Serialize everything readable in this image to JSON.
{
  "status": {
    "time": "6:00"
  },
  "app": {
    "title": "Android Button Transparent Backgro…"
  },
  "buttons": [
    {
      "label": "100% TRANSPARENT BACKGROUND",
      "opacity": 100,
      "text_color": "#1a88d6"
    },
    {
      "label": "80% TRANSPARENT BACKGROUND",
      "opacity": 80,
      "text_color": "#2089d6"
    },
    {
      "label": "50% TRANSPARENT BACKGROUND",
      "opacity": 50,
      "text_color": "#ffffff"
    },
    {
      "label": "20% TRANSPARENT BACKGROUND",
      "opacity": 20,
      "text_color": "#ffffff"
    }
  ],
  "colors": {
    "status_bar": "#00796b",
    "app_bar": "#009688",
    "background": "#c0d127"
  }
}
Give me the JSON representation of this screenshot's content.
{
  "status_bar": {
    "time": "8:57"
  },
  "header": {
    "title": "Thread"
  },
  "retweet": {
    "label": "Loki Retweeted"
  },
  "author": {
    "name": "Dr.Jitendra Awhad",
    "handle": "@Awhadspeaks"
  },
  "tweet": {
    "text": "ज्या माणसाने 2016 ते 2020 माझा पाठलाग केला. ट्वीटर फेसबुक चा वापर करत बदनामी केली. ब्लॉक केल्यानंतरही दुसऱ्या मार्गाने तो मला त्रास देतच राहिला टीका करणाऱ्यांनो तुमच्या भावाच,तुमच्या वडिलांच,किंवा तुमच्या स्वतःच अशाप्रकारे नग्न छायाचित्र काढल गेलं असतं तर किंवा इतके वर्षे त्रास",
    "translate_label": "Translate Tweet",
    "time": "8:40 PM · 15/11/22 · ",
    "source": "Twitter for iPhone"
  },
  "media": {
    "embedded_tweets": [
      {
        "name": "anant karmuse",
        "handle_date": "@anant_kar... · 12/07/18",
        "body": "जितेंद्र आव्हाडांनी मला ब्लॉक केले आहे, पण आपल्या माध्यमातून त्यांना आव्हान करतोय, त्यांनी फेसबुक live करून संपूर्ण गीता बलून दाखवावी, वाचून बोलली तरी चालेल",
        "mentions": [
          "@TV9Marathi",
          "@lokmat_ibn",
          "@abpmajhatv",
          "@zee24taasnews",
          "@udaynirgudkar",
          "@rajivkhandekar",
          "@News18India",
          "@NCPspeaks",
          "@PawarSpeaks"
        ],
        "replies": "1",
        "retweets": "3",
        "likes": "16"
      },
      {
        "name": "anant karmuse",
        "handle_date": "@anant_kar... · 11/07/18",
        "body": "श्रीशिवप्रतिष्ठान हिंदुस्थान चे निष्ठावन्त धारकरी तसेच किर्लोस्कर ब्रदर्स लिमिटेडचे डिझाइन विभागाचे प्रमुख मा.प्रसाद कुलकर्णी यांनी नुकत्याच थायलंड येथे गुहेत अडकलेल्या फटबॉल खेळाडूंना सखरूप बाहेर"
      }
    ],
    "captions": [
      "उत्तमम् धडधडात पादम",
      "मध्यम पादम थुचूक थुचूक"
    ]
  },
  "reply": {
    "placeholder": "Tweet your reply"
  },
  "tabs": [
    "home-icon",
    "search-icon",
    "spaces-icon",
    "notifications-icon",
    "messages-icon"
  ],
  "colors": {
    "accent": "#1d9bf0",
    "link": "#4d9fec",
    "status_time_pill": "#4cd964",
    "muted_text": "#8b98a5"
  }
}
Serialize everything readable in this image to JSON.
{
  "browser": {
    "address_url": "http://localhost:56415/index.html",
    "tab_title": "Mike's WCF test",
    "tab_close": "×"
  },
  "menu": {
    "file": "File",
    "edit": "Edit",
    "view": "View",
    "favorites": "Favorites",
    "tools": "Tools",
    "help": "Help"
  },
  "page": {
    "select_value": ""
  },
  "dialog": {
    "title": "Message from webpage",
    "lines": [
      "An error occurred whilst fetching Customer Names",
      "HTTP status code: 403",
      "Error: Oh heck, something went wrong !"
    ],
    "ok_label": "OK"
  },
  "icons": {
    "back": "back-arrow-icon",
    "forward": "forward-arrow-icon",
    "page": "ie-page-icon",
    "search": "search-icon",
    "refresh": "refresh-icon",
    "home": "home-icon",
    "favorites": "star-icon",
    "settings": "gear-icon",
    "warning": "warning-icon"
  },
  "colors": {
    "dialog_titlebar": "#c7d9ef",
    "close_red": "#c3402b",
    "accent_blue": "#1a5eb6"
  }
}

..........

(WRITTEN INSTRUCTION): Identify and copy all lines with the word "opacity".

(COMPLETED TASK):
      "opacity": 100,
      "opacity": 80,
      "opacity": 50,
      "opacity": 20,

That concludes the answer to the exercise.